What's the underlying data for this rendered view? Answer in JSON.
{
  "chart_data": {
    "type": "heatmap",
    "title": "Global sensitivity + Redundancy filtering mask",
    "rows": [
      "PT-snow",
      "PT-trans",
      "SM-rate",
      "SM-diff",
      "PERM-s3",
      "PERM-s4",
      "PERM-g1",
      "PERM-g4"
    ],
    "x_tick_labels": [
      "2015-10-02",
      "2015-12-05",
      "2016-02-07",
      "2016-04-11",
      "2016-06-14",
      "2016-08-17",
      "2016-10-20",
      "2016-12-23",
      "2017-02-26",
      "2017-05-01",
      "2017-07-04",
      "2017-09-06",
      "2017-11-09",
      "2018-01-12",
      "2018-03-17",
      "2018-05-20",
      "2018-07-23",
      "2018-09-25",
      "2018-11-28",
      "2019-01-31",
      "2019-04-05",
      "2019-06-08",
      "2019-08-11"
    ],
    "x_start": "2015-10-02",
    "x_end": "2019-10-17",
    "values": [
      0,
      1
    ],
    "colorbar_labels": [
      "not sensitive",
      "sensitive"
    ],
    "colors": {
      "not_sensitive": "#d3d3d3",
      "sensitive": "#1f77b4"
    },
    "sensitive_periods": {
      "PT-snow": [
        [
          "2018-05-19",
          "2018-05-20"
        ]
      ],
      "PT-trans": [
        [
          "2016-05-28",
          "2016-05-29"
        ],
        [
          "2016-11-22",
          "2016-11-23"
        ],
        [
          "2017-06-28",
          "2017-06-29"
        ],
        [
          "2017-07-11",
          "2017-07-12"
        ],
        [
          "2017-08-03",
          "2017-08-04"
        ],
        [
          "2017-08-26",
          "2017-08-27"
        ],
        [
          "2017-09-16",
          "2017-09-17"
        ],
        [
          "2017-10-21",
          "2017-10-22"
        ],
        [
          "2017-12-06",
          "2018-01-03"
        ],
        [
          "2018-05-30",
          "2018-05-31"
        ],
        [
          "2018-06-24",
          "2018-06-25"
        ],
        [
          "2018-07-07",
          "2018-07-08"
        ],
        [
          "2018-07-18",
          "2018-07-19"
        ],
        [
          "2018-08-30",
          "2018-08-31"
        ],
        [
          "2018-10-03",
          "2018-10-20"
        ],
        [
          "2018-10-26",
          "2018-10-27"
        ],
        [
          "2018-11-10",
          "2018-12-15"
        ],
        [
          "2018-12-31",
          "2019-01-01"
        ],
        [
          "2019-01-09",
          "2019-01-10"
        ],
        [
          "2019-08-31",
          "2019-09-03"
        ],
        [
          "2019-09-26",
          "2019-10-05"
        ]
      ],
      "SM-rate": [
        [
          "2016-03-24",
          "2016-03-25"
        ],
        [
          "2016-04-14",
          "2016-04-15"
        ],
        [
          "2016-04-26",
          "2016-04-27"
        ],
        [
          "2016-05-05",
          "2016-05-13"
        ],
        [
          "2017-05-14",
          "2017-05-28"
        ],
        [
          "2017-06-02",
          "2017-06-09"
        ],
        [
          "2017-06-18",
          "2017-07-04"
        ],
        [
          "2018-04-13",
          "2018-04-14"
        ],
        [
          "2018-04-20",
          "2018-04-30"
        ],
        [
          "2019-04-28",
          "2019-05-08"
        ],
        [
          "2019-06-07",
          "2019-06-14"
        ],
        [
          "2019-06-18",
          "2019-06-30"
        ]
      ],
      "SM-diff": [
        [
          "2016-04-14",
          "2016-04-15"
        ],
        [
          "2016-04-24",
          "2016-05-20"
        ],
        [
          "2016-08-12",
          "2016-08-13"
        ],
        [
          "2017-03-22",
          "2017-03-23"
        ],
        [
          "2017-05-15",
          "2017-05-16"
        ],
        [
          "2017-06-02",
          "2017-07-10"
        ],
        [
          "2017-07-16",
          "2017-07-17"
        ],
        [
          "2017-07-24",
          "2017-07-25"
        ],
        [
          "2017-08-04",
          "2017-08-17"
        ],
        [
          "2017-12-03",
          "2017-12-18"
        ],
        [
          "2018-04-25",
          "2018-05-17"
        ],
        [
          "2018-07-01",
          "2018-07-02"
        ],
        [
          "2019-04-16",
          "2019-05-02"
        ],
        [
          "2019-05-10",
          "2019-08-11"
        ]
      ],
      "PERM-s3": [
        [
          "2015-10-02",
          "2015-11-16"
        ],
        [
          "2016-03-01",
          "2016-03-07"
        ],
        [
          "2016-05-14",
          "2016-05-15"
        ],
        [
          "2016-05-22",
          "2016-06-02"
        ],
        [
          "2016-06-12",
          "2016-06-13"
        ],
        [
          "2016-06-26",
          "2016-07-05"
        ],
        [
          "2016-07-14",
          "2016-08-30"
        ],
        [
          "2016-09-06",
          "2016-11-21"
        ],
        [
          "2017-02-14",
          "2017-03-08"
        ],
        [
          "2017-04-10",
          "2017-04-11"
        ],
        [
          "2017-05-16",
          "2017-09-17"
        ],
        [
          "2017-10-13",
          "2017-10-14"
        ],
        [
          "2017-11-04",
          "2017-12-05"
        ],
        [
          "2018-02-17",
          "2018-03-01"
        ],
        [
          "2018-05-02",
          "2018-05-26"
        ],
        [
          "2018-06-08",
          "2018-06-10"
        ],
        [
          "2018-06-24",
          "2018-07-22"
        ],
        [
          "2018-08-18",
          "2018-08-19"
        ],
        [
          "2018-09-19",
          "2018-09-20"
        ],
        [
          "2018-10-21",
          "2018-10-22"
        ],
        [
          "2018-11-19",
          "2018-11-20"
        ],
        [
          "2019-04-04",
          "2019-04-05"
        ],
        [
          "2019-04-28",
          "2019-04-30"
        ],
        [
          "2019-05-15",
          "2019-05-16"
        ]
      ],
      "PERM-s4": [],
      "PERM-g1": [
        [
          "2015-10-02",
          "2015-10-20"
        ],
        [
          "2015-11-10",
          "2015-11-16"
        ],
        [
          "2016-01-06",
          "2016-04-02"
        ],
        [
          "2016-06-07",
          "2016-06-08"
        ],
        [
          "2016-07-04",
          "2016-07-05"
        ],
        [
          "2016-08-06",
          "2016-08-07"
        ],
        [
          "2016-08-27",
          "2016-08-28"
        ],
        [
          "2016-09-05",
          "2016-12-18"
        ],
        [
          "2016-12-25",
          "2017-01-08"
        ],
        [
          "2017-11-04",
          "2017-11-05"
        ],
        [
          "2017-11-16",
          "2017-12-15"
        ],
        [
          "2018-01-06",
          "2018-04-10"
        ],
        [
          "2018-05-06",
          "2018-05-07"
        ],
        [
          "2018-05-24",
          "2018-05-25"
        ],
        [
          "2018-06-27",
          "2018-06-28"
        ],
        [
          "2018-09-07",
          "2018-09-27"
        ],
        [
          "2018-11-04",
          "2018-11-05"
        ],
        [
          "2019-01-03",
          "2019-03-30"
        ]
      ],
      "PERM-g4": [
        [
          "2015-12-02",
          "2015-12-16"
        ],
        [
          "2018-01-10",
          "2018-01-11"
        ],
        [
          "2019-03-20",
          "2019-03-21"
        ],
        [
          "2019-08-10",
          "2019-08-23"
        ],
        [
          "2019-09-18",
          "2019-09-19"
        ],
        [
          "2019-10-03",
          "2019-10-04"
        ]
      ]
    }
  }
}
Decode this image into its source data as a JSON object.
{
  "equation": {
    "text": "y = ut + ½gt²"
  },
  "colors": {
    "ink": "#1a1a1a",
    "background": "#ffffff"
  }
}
■ ■ ■ ■ ■ ■ ■
→ **AIM OF THE TASK**:
Write the lines out exactly, from the one with "Decode this image" down to the last line of the listing, and leave out all others.

→ **FULL ANSWER**:
Decode this image into its source data as a JSON object.
{
  "equation": {
    "text": "y = ut + ½gt²"
  },
  "colors": {
    "ink": "#1a1a1a",
    "background": "#ffffff"
  }
}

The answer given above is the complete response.